**Request:** Go through each line of the records below and count those with the word "link". Give only the count.

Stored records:
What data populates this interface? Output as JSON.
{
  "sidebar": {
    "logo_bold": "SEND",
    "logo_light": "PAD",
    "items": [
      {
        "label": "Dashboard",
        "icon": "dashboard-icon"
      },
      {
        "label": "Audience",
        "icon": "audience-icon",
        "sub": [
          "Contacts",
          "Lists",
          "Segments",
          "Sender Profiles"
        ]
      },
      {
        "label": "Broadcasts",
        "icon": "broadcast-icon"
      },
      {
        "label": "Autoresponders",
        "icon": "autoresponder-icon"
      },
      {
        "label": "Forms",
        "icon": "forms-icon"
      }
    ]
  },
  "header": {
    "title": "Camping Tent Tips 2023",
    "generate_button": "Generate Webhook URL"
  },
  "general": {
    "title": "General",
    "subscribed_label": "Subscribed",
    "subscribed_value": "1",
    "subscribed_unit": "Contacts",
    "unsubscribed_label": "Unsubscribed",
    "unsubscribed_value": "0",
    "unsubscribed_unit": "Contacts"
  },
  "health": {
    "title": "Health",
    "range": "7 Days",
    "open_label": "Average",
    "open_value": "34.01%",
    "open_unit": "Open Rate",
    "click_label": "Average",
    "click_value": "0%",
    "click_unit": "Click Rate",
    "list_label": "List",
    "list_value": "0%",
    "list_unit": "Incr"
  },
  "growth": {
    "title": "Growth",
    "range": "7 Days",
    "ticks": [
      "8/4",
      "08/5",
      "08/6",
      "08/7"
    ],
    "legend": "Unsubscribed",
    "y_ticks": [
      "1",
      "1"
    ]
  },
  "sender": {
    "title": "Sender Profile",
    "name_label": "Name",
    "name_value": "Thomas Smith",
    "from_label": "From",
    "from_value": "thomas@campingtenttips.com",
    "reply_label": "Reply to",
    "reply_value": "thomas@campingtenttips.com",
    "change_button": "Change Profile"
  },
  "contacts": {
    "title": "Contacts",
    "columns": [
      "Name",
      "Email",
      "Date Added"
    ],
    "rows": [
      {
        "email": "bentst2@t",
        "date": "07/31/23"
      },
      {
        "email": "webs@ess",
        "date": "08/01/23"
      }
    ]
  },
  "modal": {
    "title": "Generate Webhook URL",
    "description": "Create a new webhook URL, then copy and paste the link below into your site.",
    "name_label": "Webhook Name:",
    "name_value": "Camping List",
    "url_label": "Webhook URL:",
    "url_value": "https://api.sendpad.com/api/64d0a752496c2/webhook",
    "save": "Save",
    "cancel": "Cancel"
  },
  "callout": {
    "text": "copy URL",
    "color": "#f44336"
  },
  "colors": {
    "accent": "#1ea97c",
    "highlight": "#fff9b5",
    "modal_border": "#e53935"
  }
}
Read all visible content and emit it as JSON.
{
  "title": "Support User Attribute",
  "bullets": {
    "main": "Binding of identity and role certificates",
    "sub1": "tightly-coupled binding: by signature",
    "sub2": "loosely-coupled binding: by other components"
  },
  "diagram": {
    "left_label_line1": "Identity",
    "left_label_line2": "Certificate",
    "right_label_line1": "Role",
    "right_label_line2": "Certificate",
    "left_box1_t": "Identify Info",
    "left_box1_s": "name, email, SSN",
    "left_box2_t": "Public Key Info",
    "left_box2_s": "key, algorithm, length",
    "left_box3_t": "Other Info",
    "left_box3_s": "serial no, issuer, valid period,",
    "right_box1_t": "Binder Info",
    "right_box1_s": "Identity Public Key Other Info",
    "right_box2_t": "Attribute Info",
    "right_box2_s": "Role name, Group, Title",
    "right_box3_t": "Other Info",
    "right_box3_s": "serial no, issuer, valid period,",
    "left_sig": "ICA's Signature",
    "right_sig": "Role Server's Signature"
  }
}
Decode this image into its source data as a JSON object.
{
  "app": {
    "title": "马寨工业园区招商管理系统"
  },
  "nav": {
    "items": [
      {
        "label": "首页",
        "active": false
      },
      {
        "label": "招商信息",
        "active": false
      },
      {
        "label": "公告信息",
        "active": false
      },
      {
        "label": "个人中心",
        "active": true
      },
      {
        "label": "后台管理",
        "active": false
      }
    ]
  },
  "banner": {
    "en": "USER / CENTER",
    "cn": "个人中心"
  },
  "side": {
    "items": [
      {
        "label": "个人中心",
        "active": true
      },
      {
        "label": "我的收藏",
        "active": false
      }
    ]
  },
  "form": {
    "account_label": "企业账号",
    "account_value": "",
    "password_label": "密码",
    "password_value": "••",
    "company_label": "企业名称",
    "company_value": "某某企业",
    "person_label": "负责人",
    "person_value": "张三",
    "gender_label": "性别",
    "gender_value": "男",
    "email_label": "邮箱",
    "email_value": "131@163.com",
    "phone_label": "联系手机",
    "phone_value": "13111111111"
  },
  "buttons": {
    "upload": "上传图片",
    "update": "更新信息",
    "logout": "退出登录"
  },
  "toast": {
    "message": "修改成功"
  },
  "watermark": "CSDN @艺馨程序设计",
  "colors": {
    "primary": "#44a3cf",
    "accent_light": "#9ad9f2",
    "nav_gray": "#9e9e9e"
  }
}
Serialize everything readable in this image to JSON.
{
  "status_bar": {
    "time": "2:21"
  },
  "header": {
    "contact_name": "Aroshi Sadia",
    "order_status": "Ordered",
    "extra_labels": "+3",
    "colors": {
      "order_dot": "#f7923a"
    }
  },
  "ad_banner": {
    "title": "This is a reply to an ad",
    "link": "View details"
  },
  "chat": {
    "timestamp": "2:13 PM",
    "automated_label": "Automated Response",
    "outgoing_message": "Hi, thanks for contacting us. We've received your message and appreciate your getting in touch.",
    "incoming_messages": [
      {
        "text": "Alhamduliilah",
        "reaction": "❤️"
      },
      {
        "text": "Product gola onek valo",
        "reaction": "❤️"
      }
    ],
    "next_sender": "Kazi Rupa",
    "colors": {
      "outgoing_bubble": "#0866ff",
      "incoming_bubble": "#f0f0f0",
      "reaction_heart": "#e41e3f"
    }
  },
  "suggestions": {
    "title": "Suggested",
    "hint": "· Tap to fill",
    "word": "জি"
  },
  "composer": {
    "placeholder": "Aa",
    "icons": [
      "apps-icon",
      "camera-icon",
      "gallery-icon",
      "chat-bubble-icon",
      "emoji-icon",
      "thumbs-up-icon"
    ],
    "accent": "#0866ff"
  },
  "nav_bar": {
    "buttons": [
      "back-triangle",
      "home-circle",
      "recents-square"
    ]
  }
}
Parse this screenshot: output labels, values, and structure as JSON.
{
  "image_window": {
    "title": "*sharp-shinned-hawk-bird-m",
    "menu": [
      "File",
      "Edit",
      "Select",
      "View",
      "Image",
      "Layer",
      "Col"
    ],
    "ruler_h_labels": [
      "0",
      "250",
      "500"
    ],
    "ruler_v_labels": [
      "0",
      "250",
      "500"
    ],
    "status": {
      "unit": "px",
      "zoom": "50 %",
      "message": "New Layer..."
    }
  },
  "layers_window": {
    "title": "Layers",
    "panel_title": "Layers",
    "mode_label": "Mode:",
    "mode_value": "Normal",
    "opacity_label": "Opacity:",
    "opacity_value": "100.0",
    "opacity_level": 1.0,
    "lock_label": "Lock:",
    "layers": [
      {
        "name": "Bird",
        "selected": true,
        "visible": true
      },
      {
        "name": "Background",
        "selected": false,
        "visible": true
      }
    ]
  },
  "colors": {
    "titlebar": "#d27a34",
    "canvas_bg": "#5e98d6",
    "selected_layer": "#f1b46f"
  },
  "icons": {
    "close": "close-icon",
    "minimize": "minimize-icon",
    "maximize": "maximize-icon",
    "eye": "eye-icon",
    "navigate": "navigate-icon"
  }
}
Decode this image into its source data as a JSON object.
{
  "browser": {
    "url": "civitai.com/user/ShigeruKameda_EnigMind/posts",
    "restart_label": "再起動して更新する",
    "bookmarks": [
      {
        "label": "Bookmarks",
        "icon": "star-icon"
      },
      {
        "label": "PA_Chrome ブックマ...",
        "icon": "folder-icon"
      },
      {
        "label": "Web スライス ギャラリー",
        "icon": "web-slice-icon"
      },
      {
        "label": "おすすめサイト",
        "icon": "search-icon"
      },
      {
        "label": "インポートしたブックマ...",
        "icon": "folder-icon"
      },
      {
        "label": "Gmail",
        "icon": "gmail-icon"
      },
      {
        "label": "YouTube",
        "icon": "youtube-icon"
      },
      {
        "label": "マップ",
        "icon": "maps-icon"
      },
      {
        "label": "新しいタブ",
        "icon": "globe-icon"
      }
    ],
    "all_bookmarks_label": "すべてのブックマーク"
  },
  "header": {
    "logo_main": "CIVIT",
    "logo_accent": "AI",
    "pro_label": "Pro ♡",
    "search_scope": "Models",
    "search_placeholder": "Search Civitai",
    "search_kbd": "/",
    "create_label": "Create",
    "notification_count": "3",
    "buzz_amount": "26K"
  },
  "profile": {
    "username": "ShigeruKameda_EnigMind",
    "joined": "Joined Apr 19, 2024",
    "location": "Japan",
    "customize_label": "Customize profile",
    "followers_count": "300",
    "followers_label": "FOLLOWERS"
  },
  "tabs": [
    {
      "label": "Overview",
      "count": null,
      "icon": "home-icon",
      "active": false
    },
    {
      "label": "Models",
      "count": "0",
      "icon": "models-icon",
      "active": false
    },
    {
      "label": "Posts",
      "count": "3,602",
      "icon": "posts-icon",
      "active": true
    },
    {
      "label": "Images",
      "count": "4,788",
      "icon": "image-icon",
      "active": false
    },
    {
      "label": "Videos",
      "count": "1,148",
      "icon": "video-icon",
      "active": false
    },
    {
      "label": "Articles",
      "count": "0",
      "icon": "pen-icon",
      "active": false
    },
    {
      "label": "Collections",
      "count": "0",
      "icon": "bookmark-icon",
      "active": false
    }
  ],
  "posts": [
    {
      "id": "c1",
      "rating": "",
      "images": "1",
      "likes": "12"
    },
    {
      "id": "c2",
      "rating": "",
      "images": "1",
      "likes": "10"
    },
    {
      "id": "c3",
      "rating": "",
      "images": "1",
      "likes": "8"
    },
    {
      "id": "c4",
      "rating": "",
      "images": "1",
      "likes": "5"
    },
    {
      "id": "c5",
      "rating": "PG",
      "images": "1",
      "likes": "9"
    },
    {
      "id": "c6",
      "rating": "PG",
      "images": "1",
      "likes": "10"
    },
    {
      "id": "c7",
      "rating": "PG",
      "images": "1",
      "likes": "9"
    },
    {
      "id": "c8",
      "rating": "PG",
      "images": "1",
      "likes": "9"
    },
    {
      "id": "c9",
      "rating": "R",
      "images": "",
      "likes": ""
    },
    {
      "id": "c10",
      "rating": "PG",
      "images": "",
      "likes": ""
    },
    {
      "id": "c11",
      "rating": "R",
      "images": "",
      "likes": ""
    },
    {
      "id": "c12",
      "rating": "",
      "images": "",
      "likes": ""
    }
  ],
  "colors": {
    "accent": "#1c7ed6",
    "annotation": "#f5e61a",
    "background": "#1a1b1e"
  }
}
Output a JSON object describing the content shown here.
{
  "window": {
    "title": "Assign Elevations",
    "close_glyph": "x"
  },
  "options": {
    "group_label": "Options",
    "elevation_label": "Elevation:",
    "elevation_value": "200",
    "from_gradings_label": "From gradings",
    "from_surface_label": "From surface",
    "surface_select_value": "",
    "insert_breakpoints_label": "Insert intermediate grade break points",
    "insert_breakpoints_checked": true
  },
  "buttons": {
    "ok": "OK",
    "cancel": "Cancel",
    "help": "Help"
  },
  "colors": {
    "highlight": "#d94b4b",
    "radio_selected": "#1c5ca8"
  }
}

**Solved exercise:** 2